# Start of Material shown
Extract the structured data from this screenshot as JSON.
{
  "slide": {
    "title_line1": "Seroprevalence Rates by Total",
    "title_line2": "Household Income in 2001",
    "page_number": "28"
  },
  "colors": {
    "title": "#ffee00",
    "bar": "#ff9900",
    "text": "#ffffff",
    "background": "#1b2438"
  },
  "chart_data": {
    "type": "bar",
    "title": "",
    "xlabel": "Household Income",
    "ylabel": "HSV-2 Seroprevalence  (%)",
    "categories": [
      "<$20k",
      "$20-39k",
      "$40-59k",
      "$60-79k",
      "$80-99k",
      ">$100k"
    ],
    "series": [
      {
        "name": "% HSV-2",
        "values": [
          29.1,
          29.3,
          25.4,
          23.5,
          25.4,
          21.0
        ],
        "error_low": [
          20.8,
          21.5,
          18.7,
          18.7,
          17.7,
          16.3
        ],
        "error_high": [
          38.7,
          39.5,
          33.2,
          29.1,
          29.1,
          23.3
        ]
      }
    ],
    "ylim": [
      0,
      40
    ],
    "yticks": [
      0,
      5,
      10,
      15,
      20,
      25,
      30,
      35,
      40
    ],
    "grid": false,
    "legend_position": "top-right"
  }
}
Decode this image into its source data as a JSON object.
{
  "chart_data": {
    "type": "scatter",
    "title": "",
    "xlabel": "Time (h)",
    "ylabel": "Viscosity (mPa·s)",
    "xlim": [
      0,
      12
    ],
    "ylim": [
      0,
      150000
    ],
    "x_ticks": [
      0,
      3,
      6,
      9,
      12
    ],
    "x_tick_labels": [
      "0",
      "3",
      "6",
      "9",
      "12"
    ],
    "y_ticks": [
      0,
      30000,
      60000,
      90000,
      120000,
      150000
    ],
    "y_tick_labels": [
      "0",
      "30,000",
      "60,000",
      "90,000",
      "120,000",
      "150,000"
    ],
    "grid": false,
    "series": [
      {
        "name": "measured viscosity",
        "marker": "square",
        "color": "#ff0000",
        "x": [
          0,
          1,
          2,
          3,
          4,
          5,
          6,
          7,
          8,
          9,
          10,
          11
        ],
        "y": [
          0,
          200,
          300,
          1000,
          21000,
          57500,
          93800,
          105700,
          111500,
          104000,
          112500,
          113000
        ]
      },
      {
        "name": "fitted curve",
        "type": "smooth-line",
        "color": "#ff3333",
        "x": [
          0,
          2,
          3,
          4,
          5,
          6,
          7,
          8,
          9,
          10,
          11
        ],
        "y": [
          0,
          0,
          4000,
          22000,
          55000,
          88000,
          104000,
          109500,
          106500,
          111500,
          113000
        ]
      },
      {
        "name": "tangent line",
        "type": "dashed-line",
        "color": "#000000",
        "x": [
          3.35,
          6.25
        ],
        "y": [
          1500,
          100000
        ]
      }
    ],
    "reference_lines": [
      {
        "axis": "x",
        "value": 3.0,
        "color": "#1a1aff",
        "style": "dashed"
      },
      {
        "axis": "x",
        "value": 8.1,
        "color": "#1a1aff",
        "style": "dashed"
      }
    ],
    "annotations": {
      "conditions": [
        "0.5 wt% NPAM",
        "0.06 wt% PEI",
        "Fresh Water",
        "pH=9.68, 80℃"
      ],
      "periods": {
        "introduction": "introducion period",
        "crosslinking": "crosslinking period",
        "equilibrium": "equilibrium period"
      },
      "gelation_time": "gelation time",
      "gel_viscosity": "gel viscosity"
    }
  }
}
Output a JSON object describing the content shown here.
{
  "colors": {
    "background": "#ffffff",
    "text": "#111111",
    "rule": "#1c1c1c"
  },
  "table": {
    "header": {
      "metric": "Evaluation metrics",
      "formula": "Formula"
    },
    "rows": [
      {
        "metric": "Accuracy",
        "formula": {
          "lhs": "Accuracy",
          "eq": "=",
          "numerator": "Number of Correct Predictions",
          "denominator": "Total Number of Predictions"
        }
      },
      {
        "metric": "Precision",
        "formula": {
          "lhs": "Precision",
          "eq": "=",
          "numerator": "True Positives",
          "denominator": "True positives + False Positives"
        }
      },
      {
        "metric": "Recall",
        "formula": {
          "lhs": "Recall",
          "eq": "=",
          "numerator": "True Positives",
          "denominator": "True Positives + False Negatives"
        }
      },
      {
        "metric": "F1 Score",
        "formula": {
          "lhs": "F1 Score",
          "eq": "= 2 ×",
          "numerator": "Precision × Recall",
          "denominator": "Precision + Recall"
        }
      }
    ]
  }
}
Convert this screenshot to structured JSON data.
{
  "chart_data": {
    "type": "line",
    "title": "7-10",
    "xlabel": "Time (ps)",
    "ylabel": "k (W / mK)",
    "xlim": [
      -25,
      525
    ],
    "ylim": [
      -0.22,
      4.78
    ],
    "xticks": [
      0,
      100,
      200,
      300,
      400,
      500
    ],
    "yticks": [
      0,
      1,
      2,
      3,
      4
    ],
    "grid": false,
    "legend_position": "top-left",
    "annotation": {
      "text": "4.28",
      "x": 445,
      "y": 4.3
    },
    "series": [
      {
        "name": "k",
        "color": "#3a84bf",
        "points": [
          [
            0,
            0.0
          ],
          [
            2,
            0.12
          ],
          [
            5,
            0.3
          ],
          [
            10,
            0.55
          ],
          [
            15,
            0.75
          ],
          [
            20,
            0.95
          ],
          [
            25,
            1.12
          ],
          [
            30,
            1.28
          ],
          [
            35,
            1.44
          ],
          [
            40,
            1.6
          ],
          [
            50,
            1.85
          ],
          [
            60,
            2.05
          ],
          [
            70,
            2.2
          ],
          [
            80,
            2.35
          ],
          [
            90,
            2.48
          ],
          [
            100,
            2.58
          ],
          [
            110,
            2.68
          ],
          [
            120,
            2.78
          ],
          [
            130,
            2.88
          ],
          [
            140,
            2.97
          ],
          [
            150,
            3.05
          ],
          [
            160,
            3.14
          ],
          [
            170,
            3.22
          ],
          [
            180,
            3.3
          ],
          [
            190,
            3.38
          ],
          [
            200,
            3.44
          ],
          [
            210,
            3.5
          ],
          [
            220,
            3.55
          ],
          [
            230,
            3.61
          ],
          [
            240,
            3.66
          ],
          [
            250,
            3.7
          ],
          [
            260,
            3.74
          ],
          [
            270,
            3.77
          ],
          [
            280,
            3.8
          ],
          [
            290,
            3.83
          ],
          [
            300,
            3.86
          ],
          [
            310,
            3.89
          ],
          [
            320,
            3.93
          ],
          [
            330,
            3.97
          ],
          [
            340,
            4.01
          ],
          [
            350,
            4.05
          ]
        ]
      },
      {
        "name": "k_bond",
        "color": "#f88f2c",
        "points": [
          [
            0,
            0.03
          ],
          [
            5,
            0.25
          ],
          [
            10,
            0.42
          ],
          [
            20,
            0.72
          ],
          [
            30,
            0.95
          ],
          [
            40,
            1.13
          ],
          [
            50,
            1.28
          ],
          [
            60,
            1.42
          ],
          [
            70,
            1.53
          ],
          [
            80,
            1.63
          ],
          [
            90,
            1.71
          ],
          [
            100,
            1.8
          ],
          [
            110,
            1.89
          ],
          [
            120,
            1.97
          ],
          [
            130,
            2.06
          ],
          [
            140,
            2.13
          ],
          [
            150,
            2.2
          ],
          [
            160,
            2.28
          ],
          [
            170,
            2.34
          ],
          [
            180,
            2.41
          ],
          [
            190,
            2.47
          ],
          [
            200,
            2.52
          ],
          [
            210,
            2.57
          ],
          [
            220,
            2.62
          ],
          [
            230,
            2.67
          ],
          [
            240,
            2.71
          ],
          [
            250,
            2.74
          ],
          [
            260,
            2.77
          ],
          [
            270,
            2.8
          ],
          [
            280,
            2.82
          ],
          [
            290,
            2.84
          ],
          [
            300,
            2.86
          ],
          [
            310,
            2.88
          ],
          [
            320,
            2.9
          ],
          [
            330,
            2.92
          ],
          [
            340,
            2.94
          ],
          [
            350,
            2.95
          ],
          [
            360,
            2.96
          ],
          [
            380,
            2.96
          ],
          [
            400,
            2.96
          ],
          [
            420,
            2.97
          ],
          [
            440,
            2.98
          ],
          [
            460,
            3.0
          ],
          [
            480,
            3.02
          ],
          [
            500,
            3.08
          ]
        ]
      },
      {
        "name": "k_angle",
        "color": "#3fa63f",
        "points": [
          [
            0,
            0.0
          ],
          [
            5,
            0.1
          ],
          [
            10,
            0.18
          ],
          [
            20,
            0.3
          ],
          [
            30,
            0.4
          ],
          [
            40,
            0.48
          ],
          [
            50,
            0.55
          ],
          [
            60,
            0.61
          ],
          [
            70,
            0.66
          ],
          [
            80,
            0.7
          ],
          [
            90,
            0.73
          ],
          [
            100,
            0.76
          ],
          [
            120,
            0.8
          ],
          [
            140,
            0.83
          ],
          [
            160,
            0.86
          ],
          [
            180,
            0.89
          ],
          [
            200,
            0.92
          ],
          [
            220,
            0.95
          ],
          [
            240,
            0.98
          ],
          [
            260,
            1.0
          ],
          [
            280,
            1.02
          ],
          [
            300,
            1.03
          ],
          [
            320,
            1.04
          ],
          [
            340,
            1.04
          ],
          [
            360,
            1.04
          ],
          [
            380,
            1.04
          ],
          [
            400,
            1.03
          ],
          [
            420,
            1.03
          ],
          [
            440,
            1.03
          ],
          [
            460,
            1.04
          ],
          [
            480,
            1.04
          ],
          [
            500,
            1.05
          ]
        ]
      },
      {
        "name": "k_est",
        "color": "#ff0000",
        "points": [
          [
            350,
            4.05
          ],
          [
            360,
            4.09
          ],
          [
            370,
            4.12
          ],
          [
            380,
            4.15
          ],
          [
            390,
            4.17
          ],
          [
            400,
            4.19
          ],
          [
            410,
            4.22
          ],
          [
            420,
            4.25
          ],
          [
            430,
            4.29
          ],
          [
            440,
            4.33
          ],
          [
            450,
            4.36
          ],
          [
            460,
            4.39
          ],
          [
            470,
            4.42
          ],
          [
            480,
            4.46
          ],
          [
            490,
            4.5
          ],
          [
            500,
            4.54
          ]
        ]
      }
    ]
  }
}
# End of Material shown
## Written problem:
Respond with nothing but the number of lines in the entries that contain the string "Seroprevalence".

## Worked solution:
2